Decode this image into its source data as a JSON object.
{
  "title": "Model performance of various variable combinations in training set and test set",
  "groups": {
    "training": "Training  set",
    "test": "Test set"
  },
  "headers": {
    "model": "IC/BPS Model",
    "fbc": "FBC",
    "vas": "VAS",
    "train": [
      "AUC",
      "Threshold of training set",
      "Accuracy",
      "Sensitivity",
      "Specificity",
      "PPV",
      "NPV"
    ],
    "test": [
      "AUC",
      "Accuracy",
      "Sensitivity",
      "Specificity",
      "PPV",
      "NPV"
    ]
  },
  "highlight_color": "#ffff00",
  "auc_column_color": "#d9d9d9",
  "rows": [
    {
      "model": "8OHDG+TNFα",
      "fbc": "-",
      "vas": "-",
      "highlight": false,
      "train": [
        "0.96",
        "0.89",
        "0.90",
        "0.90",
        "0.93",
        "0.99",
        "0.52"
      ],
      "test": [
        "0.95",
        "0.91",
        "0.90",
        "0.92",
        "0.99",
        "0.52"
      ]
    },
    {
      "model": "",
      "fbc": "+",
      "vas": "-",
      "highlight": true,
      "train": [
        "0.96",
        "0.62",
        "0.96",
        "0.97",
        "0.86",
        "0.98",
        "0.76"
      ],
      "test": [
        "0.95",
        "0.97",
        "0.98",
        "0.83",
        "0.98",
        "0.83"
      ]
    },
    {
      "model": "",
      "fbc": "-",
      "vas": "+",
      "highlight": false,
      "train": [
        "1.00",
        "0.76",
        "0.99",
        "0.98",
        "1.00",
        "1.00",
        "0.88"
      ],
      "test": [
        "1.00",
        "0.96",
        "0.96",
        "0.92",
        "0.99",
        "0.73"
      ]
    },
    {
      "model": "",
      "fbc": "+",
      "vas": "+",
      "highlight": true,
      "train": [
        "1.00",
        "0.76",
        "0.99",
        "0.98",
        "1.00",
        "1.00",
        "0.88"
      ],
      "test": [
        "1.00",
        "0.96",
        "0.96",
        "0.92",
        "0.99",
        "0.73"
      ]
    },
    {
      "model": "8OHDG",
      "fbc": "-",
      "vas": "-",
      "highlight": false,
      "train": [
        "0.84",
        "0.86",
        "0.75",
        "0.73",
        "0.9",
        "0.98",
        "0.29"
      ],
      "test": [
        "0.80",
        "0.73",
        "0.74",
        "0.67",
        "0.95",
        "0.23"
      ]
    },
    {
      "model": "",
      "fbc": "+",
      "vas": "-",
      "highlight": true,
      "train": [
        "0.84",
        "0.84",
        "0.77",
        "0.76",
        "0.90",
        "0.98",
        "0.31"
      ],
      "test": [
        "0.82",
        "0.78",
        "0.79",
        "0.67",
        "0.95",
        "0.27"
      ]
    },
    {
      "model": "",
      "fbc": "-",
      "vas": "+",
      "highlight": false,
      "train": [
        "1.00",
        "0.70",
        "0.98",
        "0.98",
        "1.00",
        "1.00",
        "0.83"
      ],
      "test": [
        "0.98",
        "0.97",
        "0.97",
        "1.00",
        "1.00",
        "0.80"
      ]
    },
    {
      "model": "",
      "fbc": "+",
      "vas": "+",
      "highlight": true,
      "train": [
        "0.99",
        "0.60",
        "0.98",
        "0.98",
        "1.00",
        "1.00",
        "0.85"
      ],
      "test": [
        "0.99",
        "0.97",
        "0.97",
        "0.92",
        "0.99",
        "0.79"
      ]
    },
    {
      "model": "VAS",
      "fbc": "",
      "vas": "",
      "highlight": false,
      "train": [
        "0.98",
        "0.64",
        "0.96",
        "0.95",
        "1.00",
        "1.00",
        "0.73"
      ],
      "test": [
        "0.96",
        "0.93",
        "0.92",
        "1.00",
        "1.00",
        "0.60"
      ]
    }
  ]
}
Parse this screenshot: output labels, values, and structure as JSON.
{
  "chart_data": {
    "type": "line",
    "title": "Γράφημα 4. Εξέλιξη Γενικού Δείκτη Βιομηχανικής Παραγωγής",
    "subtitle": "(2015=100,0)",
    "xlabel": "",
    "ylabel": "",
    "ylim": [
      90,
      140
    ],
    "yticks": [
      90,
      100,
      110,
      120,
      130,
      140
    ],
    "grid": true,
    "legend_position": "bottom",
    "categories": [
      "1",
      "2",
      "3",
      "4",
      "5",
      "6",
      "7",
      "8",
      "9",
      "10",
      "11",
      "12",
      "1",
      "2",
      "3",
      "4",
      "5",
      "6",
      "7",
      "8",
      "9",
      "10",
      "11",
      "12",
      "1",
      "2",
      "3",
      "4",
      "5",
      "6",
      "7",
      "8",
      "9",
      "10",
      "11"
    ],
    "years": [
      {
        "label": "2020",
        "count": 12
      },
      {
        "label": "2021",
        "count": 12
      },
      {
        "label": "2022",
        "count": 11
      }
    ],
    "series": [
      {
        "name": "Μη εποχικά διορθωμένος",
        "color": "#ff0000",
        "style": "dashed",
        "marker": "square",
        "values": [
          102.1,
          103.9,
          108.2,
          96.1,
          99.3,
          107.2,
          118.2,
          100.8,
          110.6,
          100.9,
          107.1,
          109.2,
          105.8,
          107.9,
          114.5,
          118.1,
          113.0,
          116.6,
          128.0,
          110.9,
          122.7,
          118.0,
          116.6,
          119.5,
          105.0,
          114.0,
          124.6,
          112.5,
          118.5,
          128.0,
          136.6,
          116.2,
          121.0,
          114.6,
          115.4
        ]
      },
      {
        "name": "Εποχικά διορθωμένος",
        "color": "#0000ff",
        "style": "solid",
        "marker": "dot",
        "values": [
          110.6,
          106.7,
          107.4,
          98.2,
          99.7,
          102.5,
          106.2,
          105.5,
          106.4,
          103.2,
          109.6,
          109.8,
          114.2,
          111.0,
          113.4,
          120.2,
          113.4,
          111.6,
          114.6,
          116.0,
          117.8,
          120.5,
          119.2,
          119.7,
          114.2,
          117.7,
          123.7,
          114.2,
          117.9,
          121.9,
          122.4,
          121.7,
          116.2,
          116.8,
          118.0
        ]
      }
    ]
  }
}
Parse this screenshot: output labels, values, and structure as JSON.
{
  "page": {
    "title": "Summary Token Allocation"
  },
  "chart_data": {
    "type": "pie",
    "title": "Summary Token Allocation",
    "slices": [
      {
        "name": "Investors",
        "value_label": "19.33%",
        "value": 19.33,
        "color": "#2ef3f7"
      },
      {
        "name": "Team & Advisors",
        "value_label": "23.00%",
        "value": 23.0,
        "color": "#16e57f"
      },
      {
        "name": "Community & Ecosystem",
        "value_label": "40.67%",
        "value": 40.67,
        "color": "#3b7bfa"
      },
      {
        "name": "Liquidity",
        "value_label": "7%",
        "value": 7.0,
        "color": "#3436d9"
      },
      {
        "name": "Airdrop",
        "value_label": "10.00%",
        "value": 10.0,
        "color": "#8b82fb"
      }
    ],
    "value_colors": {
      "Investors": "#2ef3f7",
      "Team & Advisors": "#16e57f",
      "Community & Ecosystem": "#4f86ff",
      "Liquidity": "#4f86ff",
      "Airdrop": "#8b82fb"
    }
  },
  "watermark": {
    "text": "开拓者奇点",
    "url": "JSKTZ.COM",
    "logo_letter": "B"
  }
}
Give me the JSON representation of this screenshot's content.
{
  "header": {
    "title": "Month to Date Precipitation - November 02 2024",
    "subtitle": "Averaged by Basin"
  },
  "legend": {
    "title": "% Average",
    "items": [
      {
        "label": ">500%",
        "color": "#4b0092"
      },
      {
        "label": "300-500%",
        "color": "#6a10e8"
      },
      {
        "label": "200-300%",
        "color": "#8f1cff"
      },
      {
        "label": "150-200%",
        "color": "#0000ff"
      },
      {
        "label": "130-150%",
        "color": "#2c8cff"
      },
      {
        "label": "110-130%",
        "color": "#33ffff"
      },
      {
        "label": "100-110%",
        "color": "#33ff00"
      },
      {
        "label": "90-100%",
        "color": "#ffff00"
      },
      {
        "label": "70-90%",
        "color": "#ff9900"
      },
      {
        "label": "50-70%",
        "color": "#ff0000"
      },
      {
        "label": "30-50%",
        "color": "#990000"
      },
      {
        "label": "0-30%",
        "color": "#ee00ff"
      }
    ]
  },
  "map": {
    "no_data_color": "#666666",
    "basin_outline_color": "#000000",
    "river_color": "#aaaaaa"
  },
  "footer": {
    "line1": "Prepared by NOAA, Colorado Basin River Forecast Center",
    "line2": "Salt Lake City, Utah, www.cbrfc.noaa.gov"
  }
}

## WHAT NEEDS TO BE DONE
Sift the material for lines with the string "Advisors". Copy each one found.

## FULL ANSWER
        "name": "Team & Advisors",
      "Team & Advisors": "#16e57f",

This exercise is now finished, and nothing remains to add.